## Stated goal:
Please work out how many lines in the material contain "Template" and give only that figure.

## Dataset items:
────────
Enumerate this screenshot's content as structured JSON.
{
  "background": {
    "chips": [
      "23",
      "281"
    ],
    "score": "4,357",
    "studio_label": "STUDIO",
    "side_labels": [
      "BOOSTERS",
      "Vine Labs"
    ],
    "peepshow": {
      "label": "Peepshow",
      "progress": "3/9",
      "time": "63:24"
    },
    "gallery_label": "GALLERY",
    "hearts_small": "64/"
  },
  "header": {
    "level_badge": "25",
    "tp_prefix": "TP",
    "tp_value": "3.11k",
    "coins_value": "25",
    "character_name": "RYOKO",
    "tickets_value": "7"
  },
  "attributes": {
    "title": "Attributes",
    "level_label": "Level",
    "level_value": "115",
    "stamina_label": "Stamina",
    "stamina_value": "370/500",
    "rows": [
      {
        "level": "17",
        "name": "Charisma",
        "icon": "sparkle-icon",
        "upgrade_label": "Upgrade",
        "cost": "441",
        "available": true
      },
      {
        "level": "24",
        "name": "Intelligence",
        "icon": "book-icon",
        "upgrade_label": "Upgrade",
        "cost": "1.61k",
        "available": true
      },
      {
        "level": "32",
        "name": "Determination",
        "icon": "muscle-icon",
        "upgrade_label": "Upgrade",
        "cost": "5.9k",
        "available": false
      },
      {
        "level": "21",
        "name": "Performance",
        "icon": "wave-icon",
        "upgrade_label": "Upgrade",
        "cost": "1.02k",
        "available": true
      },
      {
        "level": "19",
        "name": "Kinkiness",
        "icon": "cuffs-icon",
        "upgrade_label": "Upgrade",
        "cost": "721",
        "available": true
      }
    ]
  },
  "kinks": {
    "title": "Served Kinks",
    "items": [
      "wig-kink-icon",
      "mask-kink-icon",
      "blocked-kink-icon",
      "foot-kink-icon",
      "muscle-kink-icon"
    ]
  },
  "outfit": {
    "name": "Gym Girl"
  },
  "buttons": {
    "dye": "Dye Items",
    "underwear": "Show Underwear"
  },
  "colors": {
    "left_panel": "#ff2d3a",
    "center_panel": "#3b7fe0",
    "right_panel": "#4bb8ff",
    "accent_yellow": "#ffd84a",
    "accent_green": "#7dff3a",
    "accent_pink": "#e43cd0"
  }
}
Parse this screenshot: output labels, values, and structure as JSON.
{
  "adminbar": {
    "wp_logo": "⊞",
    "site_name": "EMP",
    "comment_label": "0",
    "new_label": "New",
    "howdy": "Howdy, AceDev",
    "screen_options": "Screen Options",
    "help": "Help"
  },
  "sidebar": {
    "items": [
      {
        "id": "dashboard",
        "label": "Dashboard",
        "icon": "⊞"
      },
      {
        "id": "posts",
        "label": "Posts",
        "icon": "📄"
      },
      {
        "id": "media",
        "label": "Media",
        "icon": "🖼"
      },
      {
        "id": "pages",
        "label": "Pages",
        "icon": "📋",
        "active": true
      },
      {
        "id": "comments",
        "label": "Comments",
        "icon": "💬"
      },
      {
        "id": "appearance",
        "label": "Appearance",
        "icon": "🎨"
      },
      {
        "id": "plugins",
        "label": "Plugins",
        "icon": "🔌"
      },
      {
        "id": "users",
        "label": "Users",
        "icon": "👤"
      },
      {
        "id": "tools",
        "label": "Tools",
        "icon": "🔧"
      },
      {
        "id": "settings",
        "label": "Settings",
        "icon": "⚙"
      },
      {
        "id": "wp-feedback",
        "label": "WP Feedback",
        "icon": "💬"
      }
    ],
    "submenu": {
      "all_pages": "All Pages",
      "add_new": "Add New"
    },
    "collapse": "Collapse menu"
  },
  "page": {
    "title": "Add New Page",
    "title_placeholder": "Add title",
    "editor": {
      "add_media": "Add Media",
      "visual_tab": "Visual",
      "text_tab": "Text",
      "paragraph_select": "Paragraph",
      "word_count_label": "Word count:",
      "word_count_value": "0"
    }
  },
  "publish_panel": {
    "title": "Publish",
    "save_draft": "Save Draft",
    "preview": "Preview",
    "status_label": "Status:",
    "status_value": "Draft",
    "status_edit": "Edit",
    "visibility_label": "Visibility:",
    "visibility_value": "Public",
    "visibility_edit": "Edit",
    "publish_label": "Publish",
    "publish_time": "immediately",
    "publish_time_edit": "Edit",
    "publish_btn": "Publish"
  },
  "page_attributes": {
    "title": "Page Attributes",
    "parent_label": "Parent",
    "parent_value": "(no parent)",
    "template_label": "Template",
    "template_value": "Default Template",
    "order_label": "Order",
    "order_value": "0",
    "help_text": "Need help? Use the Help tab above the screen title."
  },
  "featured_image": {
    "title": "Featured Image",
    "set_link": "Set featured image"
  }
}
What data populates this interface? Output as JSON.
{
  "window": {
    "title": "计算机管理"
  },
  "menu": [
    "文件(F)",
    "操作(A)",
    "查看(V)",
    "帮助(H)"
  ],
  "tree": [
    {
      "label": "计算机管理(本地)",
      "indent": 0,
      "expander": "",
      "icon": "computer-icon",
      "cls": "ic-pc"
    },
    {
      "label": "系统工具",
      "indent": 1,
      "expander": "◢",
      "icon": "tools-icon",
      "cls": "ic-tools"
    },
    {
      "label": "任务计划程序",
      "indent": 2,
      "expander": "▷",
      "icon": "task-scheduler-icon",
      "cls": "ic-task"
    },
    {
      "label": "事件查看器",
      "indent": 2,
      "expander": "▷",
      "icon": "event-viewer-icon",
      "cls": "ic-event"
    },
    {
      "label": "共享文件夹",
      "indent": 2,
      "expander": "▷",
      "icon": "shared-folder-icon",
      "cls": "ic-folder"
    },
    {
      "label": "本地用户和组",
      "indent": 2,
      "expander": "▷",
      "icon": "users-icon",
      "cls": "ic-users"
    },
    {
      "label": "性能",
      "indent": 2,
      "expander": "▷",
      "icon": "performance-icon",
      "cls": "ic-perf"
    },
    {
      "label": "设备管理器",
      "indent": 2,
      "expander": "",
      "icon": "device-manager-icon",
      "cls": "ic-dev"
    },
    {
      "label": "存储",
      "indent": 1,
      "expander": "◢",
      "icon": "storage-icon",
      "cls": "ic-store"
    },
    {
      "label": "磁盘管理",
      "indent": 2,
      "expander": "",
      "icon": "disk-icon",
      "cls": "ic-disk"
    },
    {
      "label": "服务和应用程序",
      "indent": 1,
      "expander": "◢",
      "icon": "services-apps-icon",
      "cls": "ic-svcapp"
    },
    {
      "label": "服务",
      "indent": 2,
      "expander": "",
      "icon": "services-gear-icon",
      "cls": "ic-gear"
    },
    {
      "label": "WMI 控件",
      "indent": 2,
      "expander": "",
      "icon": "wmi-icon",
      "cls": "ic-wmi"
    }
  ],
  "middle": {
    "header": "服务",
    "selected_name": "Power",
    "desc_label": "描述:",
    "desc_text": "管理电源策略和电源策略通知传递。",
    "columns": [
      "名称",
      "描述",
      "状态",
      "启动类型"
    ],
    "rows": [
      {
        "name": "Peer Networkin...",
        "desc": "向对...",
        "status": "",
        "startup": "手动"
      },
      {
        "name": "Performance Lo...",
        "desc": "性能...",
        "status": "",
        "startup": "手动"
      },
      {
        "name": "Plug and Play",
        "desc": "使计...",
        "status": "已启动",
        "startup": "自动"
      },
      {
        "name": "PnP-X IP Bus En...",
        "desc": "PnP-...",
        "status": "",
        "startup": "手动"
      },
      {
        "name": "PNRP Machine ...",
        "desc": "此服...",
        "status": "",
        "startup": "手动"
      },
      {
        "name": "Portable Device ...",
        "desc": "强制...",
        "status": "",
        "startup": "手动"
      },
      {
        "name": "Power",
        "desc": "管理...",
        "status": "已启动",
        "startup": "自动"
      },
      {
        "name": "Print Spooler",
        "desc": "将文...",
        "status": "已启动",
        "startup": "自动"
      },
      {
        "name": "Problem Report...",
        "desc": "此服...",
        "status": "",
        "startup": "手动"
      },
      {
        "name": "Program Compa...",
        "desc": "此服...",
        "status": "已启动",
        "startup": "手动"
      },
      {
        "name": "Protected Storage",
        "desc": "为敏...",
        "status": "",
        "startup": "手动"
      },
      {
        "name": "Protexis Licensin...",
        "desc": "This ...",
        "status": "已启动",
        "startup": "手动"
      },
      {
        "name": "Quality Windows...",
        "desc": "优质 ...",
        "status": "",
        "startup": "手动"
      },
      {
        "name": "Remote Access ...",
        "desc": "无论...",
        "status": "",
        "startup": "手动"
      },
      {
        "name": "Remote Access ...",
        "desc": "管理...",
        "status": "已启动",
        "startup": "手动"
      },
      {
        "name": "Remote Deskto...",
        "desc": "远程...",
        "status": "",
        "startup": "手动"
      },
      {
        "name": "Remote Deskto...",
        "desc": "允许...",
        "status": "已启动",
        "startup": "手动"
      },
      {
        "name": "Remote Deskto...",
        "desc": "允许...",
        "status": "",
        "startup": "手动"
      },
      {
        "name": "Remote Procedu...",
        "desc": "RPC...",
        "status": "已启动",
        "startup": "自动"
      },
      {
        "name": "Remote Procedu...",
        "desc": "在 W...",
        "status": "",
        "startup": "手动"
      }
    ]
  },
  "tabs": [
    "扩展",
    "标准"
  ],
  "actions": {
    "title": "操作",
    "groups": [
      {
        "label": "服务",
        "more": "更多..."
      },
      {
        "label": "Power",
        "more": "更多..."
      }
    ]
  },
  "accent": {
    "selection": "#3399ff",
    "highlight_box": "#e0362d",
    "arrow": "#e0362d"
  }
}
────────
## Written answer:
2